> _REQUIREMENTS_:
Each line that holds the word "Seguimiento" counts once; report how many lines do so and nothing else.

> _RECORDS FOR THIS TASK_:
────────
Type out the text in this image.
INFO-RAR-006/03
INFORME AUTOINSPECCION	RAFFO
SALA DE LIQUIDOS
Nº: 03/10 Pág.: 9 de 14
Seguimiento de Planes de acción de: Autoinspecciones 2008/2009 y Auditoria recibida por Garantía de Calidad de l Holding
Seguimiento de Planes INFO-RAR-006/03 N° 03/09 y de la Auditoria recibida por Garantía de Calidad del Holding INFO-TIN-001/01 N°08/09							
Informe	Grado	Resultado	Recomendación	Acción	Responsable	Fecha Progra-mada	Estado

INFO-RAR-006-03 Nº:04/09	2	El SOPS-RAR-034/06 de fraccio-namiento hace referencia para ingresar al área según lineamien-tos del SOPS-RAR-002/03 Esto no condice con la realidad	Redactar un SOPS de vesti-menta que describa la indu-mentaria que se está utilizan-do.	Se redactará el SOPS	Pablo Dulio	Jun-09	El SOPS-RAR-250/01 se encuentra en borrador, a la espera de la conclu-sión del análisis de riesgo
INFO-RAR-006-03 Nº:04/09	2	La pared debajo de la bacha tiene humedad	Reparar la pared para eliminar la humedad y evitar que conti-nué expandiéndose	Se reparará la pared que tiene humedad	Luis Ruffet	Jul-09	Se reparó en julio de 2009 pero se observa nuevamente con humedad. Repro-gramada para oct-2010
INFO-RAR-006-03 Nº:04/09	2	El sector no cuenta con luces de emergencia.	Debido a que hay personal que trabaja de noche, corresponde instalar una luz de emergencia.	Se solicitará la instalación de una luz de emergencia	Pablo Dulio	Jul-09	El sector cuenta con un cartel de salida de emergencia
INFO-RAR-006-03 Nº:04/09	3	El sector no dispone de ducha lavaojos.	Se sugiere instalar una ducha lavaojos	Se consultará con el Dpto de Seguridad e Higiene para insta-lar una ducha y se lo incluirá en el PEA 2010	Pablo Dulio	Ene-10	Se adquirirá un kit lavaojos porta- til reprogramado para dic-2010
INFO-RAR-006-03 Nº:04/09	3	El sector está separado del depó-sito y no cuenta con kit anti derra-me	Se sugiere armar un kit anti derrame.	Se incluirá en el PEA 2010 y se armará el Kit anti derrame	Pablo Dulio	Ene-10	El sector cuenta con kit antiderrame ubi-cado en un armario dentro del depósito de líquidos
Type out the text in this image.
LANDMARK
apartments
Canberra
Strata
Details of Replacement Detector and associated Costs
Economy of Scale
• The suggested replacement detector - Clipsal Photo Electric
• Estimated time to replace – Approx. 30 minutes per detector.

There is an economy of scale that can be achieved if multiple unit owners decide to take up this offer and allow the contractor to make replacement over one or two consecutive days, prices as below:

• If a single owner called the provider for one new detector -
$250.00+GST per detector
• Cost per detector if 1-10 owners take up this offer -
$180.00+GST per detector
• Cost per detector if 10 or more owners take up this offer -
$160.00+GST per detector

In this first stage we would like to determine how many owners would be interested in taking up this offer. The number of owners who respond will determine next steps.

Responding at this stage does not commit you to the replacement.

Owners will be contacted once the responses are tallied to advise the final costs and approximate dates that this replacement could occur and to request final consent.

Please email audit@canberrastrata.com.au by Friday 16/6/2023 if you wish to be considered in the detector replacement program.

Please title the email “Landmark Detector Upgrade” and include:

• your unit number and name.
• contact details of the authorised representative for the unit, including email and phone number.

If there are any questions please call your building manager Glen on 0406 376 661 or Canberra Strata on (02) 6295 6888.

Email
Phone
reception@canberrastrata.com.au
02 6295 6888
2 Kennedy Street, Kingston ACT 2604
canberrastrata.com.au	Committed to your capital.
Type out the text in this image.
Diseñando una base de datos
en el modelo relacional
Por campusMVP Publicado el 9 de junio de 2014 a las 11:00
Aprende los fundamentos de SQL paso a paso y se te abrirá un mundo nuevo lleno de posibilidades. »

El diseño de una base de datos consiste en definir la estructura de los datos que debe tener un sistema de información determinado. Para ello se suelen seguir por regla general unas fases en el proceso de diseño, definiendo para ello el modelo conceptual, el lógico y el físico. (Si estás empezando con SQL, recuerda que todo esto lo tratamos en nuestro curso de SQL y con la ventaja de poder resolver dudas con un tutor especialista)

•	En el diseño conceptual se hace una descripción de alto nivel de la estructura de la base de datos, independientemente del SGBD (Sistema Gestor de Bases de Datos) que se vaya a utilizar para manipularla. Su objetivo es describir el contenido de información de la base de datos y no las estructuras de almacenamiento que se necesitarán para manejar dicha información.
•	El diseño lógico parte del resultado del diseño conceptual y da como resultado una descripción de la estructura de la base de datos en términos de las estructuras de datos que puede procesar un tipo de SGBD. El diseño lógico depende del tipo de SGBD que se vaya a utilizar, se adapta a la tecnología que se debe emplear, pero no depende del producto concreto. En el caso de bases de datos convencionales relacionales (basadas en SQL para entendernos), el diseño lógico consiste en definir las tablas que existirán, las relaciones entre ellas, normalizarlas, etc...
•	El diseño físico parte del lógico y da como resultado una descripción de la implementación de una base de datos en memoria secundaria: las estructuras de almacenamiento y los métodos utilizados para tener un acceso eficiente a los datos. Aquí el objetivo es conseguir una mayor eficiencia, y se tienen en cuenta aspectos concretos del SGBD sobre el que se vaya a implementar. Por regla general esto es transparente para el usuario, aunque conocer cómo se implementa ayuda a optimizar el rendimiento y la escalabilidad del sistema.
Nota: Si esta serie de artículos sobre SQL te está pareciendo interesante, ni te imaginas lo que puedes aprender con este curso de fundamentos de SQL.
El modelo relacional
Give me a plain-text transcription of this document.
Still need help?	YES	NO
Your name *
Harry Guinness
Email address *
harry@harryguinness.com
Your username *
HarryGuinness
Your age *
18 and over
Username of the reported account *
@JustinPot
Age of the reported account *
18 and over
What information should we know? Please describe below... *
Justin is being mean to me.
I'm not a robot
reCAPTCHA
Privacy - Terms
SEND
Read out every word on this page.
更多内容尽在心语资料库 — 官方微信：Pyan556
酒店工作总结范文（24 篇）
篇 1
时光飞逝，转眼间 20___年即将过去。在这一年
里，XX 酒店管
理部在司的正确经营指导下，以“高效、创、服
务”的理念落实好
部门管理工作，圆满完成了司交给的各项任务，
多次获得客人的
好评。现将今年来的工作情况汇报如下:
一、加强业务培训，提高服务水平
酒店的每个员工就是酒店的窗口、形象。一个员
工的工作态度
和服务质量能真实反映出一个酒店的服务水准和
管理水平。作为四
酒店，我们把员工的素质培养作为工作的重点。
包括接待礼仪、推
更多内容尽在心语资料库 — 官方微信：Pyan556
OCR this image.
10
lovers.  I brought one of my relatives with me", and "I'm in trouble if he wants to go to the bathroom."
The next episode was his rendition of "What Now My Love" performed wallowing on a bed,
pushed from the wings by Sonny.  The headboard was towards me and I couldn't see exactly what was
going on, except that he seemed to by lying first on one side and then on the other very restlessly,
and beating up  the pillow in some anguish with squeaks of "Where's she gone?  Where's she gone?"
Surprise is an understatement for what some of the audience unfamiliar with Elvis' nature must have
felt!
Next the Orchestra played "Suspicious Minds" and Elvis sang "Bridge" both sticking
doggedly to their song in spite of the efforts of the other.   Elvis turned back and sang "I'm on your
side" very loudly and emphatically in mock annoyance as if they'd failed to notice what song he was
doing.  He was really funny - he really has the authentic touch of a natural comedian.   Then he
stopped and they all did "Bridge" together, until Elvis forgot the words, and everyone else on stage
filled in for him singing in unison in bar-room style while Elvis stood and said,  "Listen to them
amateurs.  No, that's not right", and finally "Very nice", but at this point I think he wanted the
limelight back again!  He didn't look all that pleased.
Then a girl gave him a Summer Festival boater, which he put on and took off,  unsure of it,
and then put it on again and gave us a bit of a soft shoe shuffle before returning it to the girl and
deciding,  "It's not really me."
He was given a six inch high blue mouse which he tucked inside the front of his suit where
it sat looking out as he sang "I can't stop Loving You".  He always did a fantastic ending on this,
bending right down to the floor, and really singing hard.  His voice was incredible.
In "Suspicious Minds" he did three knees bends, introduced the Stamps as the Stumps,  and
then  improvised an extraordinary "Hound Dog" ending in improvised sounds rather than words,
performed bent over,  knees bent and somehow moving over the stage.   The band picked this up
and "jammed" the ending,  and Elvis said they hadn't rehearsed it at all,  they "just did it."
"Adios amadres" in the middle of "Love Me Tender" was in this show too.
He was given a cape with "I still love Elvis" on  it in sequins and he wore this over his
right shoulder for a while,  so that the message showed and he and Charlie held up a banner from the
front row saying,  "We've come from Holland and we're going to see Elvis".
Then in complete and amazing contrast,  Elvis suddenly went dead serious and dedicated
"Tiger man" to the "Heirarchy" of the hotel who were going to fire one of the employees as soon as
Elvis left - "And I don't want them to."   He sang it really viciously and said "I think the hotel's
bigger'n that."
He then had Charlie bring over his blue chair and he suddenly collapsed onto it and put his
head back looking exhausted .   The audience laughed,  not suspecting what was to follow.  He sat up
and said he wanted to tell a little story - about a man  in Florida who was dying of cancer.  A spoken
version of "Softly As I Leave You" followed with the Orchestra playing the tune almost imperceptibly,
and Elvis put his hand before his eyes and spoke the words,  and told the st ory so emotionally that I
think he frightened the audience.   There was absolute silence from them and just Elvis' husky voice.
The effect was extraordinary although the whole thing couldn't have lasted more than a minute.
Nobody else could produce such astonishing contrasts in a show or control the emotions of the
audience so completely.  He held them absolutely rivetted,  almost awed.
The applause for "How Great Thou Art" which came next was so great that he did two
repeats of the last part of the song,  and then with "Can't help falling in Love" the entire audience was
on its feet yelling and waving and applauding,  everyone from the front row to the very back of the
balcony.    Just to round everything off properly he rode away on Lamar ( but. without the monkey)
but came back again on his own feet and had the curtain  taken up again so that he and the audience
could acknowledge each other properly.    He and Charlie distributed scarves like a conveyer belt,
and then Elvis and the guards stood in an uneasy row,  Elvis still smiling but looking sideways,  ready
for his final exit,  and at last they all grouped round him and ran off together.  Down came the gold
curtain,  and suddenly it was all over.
────────
> _FINAL RESULT_:
2